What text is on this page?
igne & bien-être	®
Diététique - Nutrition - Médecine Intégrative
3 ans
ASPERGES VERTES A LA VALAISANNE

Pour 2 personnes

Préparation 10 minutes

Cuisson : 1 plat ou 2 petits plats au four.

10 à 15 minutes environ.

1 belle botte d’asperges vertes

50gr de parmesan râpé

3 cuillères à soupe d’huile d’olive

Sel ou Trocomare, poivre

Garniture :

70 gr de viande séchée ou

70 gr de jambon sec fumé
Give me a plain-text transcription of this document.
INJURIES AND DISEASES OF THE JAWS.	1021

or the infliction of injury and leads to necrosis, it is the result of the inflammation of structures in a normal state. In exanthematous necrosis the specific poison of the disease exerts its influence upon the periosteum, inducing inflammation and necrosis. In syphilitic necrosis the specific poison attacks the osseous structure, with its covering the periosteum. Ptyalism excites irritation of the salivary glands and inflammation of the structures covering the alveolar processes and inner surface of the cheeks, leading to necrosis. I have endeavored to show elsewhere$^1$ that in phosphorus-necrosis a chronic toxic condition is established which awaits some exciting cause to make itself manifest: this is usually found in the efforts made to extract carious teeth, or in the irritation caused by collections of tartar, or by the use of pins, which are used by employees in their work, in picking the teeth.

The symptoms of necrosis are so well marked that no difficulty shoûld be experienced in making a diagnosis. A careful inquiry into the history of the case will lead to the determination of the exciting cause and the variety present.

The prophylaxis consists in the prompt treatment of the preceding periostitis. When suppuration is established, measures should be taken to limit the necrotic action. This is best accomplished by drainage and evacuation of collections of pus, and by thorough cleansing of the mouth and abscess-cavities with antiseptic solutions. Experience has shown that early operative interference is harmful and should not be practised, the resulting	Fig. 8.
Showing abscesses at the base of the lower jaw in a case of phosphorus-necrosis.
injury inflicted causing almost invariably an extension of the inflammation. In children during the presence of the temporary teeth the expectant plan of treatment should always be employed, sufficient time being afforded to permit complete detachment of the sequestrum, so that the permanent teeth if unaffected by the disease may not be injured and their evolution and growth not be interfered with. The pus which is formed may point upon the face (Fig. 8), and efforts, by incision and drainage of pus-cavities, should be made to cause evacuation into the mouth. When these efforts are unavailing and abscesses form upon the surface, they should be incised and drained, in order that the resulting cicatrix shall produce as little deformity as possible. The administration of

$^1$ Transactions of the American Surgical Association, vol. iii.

──────────

* EXERCISE OBJECTIVE *
Find the word "collections" in the entries above and gather every line that holds it.

* CORRECT OUTPUT *
or the infliction of injury and leads to necrosis, it is the result of the inflammation of structures in a normal state. In exanthematous necrosis the specific poison of the disease exerts its influence upon the periosteum, inducing inflammation and necrosis. In syphilitic necrosis the specific poison attacks the osseous structure, with its covering the periosteum. Ptyalism excites irritation of the salivary glands and inflammation of the structures covering the alveolar processes and inner surface of the cheeks, leading to necrosis. I have endeavored to show elsewhere$^1$ that in phosphorus-necrosis a chronic toxic condition is established which awaits some exciting cause to make itself manifest: this is usually found in the efforts made to extract carious teeth, or in the irritation caused by collections of tartar, or by the use of pins, which are used by employees in their work, in picking the teeth.
The prophylaxis consists in the prompt treatment of the preceding periostitis. When suppuration is established, measures should be taken to limit the necrotic action. This is best accomplished by drainage and evacuation of collections of pus, and by thorough cleansing of the mouth and abscess-cavities with antiseptic solutions. Experience has shown that early operative interference is harmful and should not be practised, the resulting	Fig. 8.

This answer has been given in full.